--- WRITTEN TASK ---
For every line in the data below that contains "Máxima", copy the line.

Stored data

* * * * * * * * *

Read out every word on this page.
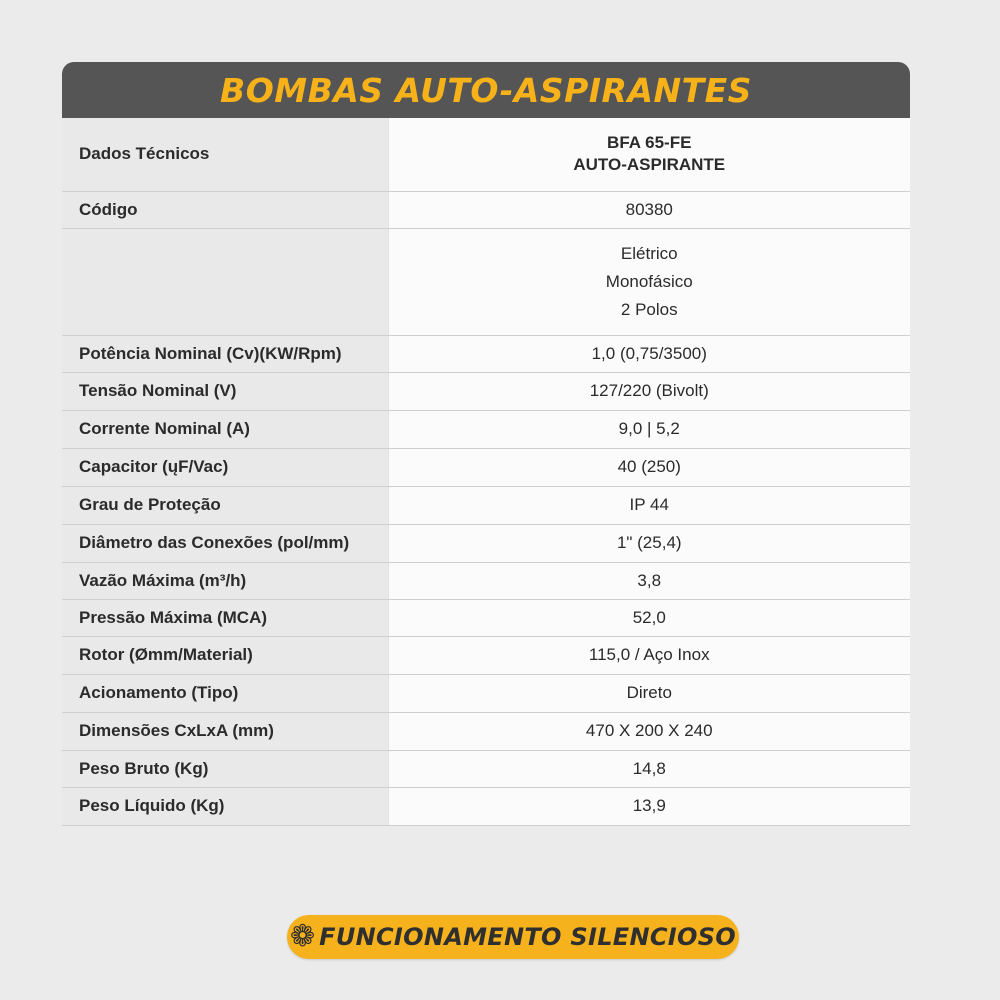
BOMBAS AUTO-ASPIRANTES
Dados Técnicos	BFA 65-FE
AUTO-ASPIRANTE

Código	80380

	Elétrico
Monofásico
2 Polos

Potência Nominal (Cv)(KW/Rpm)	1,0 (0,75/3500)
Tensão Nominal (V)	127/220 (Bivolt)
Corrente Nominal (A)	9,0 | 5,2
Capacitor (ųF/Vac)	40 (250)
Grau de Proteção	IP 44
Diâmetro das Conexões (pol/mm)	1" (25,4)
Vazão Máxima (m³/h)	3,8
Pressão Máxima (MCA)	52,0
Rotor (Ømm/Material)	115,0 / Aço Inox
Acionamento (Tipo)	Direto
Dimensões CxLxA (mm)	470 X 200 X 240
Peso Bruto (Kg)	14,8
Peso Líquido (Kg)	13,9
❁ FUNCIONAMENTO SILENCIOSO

* * * * * * * * *

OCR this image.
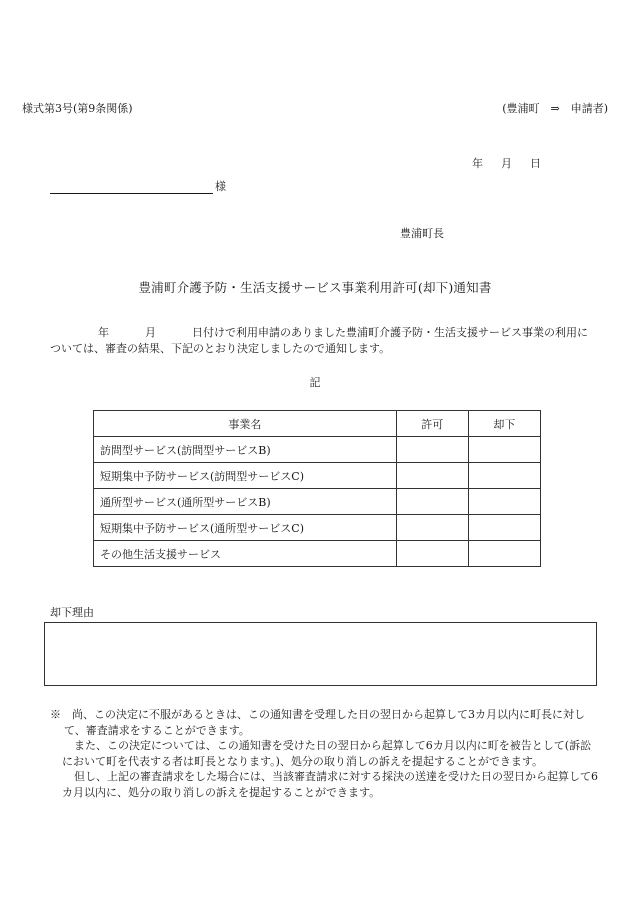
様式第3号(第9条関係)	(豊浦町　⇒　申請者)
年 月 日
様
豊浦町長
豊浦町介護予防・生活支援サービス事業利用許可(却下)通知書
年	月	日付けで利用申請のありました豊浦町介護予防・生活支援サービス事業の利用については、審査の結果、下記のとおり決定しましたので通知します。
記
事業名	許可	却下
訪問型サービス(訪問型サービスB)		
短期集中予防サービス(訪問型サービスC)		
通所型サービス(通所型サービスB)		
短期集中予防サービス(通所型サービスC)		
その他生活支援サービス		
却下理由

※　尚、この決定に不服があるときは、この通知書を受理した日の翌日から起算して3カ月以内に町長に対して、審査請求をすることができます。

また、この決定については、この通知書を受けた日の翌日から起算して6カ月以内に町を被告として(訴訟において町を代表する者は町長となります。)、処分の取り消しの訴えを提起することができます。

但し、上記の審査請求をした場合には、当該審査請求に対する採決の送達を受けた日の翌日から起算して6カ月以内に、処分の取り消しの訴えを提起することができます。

* * * * * * * * *

--- OUTPUT BELOW ---
Vazão Máxima (m³/h)	3,8
Pressão Máxima (MCA)	52,0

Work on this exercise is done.